INSTRUCTION =>
Copy out each line exactly; pictures stay out of the copy.

[Data listing]
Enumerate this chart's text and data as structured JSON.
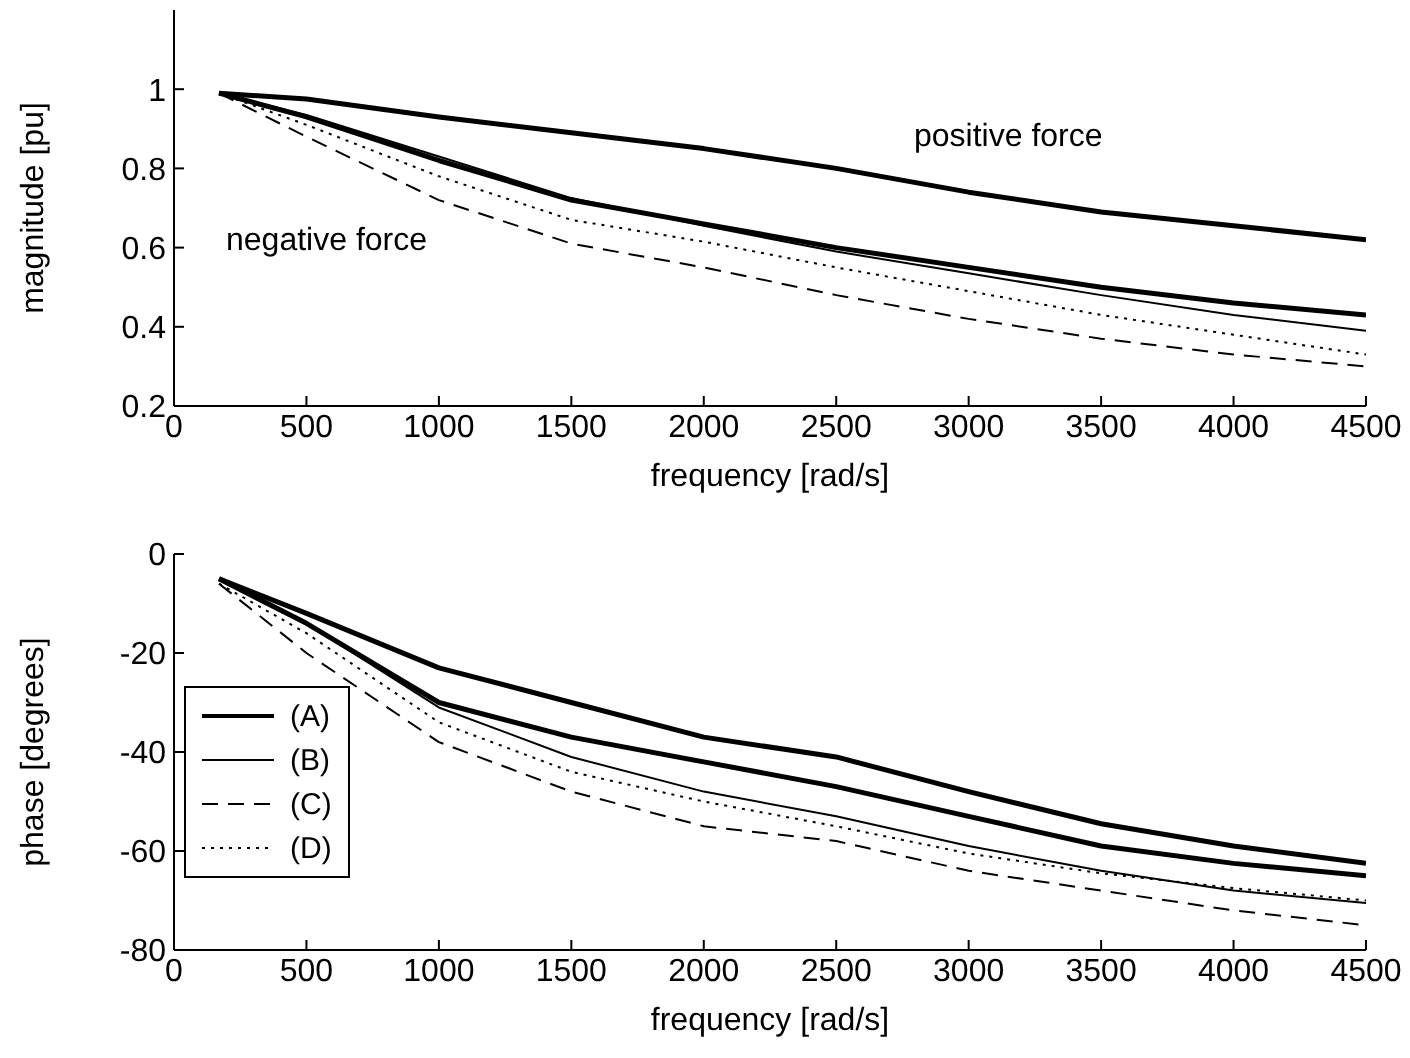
{
  "chart_data": [
    {
      "type": "line",
      "xlabel": "frequency [rad/s]",
      "ylabel": "magnitude [pu]",
      "x": [
        170,
        500,
        1000,
        1500,
        2000,
        2500,
        3000,
        3500,
        4000,
        4500
      ],
      "xlim": [
        0,
        4500
      ],
      "xticks": [
        0,
        500,
        1000,
        1500,
        2000,
        2500,
        3000,
        3500,
        4000,
        4500
      ],
      "ylim": [
        0.2,
        1.2
      ],
      "yticks": [
        0.2,
        0.4,
        0.6,
        0.8,
        1
      ],
      "grid": false,
      "legend": false,
      "marker": "none",
      "annotations": [
        "positive force",
        "negative force"
      ],
      "series": [
        {
          "color": "#000000",
          "line_style": "solid",
          "values": [
            0.99,
            0.975,
            0.93,
            0.89,
            0.85,
            0.8,
            0.74,
            0.69,
            0.655,
            0.62
          ]
        },
        {
          "color": "#000000",
          "line_style": "solid",
          "values": [
            0.99,
            0.93,
            0.82,
            0.72,
            0.66,
            0.6,
            0.55,
            0.5,
            0.46,
            0.43
          ]
        },
        {
          "color": "#000000",
          "line_style": "solid",
          "values": [
            0.99,
            0.935,
            0.83,
            0.725,
            0.655,
            0.59,
            0.535,
            0.48,
            0.43,
            0.39
          ]
        },
        {
          "color": "#000000",
          "line_style": "dashed",
          "values": [
            0.99,
            0.88,
            0.72,
            0.61,
            0.55,
            0.48,
            0.42,
            0.37,
            0.33,
            0.3
          ]
        },
        {
          "color": "#000000",
          "line_style": "dotted",
          "values": [
            0.99,
            0.91,
            0.78,
            0.67,
            0.615,
            0.55,
            0.49,
            0.43,
            0.38,
            0.33
          ]
        }
      ]
    },
    {
      "type": "line",
      "xlabel": "frequency [rad/s]",
      "ylabel": "phase [degrees]",
      "x": [
        170,
        500,
        1000,
        1500,
        2000,
        2500,
        3000,
        3500,
        4000,
        4500
      ],
      "xlim": [
        0,
        4500
      ],
      "xticks": [
        0,
        500,
        1000,
        1500,
        2000,
        2500,
        3000,
        3500,
        4000,
        4500
      ],
      "ylim": [
        -80,
        0
      ],
      "yticks": [
        -80,
        -60,
        -40,
        -20,
        0
      ],
      "grid": false,
      "legend": "left",
      "marker": "none",
      "series": [
        {
          "name": "(A)",
          "color": "#000000",
          "line_style": "solid",
          "values": [
            -5,
            -12,
            -23,
            -30,
            -37,
            -41,
            -48,
            -54.5,
            -59,
            -62.5
          ]
        },
        {
          "color": "#000000",
          "line_style": "solid",
          "values": [
            -5,
            -14,
            -30,
            -37,
            -42,
            -47,
            -53,
            -59,
            -62.5,
            -65
          ]
        },
        {
          "name": "(B)",
          "color": "#000000",
          "line_style": "solid",
          "values": [
            -5,
            -14,
            -31,
            -41,
            -48,
            -53,
            -59,
            -64,
            -68,
            -70.5
          ]
        },
        {
          "name": "(C)",
          "color": "#000000",
          "line_style": "dashed",
          "values": [
            -6,
            -20,
            -38,
            -48,
            -55,
            -58,
            -64,
            -68,
            -72,
            -75
          ]
        },
        {
          "name": "(D)",
          "color": "#000000",
          "line_style": "dotted",
          "values": [
            -6,
            -16,
            -34,
            -44,
            -50,
            -55,
            -60.5,
            -64.5,
            -67.5,
            -70
          ]
        }
      ]
    }
  ]
}
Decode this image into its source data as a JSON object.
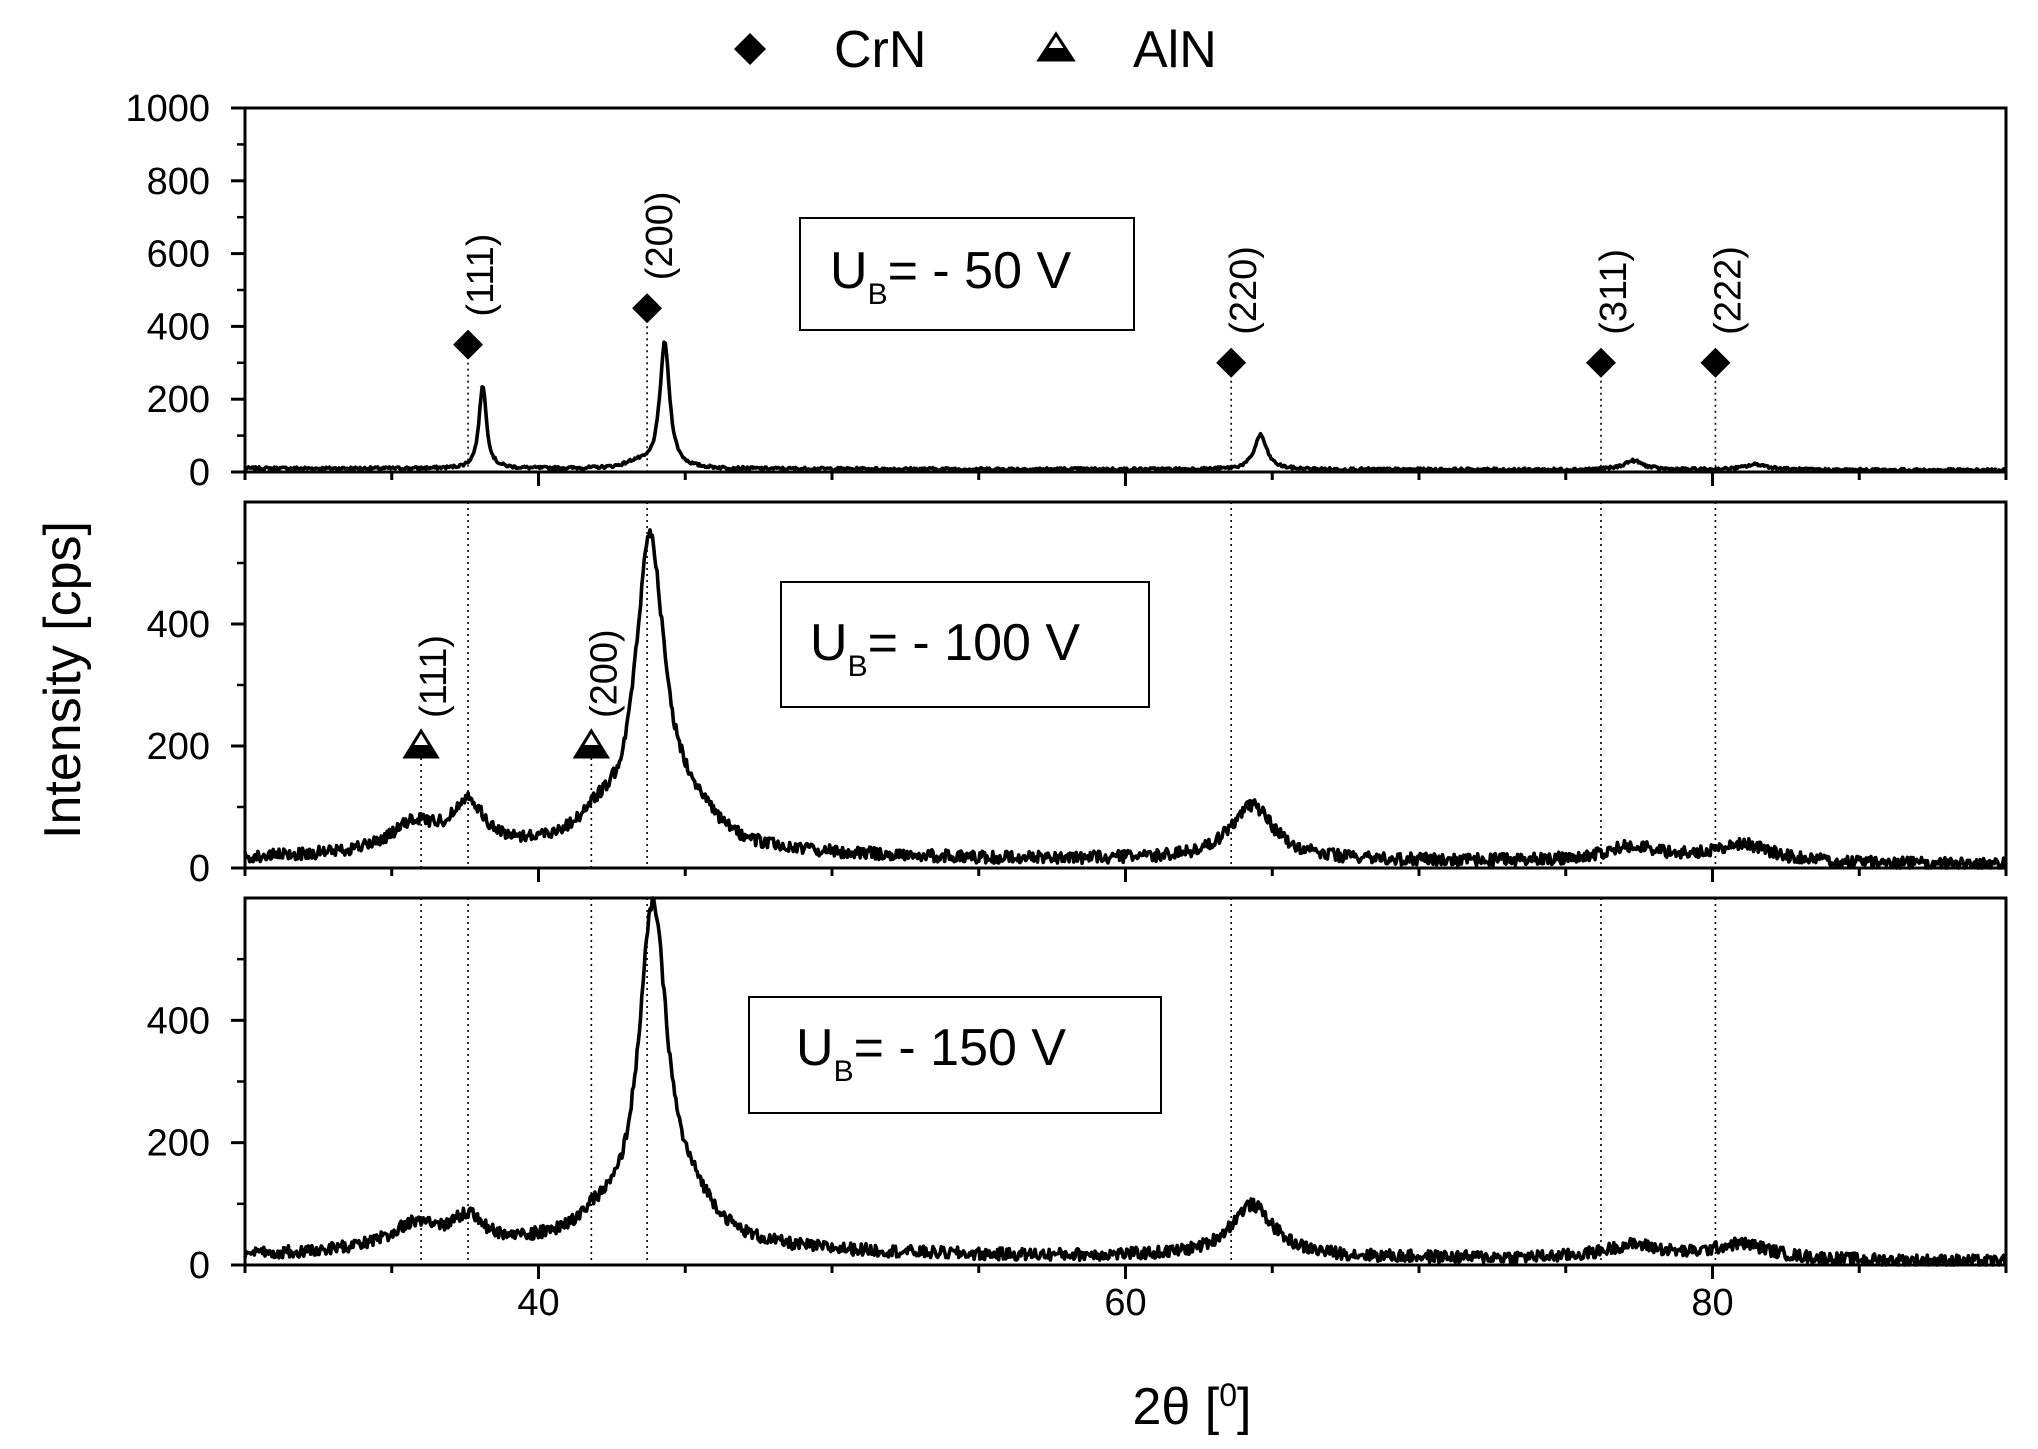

RIGHT ANSWER =>
Enumerate this chart's text and data as structured JSON.
{
  "chart_data": [
    {
      "type": "line",
      "xlabel": "frequency [rad/s]",
      "ylabel": "magnitude [pu]",
      "x": [
        170,
        500,
        1000,
        1500,
        2000,
        2500,
        3000,
        3500,
        4000,
        4500
      ],
      "xlim": [
        0,
        4500
      ],
      "xticks": [
        0,
        500,
        1000,
        1500,
        2000,
        2500,
        3000,
        3500,
        4000,
        4500
      ],
      "ylim": [
        0.2,
        1.2
      ],
      "yticks": [
        0.2,
        0.4,
        0.6,
        0.8,
        1
      ],
      "grid": false,
      "legend": false,
      "marker": "none",
      "annotations": [
        "positive force",
        "negative force"
      ],
      "series": [
        {
          "color": "#000000",
          "line_style": "solid",
          "values": [
            0.99,
            0.975,
            0.93,
            0.89,
            0.85,
            0.8,
            0.74,
            0.69,
            0.655,
            0.62
          ]
        },
        {
          "color": "#000000",
          "line_style": "solid",
          "values": [
            0.99,
            0.93,
            0.82,
            0.72,
            0.66,
            0.6,
            0.55,
            0.5,
            0.46,
            0.43
          ]
        },
        {
          "color": "#000000",
          "line_style": "solid",
          "values": [
            0.99,
            0.935,
            0.83,
            0.725,
            0.655,
            0.59,
            0.535,
            0.48,
            0.43,
            0.39
          ]
        },
        {
          "color": "#000000",
          "line_style": "dashed",
          "values": [
            0.99,
            0.88,
            0.72,
            0.61,
            0.55,
            0.48,
            0.42,
            0.37,
            0.33,
            0.3
          ]
        },
        {
          "color": "#000000",
          "line_style": "dotted",
          "values": [
            0.99,
            0.91,
            0.78,
            0.67,
            0.615,
            0.55,
            0.49,
            0.43,
            0.38,
            0.33
          ]
        }
      ]
    },
    {
      "type": "line",
      "xlabel": "frequency [rad/s]",
      "ylabel": "phase [degrees]",
      "x": [
        170,
        500,
        1000,
        1500,
        2000,
        2500,
        3000,
        3500,
        4000,
        4500
      ],
      "xlim": [
        0,
        4500
      ],
      "xticks": [
        0,
        500,
        1000,
        1500,
        2000,
        2500,
        3000,
        3500,
        4000,
        4500
      ],
      "ylim": [
        -80,
        0
      ],
      "yticks": [
        -80,
        -60,
        -40,
        -20,
        0
      ],
      "grid": false,
      "legend": "left",
      "marker": "none",
      "series": [
        {
          "name": "(A)",
          "color": "#000000",
          "line_style": "solid",
          "values": [
            -5,
            -12,
            -23,
            -30,
            -37,
            -41,
            -48,
            -54.5,
            -59,
            -62.5
          ]
        },
        {
          "color": "#000000",
          "line_style": "solid",
          "values": [
            -5,
            -14,
            -30,
            -37,
            -42,
            -47,
            -53,
            -59,
            -62.5,
            -65
          ]
        },
        {
          "name": "(B)",
          "color": "#000000",
          "line_style": "solid",
          "values": [
            -5,
            -14,
            -31,
            -41,
            -48,
            -53,
            -59,
            -64,
            -68,
            -70.5
          ]
        },
        {
          "name": "(C)",
          "color": "#000000",
          "line_style": "dashed",
          "values": [
            -6,
            -20,
            -38,
            -48,
            -55,
            -58,
            -64,
            -68,
            -72,
            -75
          ]
        },
        {
          "name": "(D)",
          "color": "#000000",
          "line_style": "dotted",
          "values": [
            -6,
            -16,
            -34,
            -44,
            -50,
            -55,
            -60.5,
            -64.5,
            -67.5,
            -70
          ]
        }
      ]
    }
  ]
}
Decode this image into its source data as a JSON object.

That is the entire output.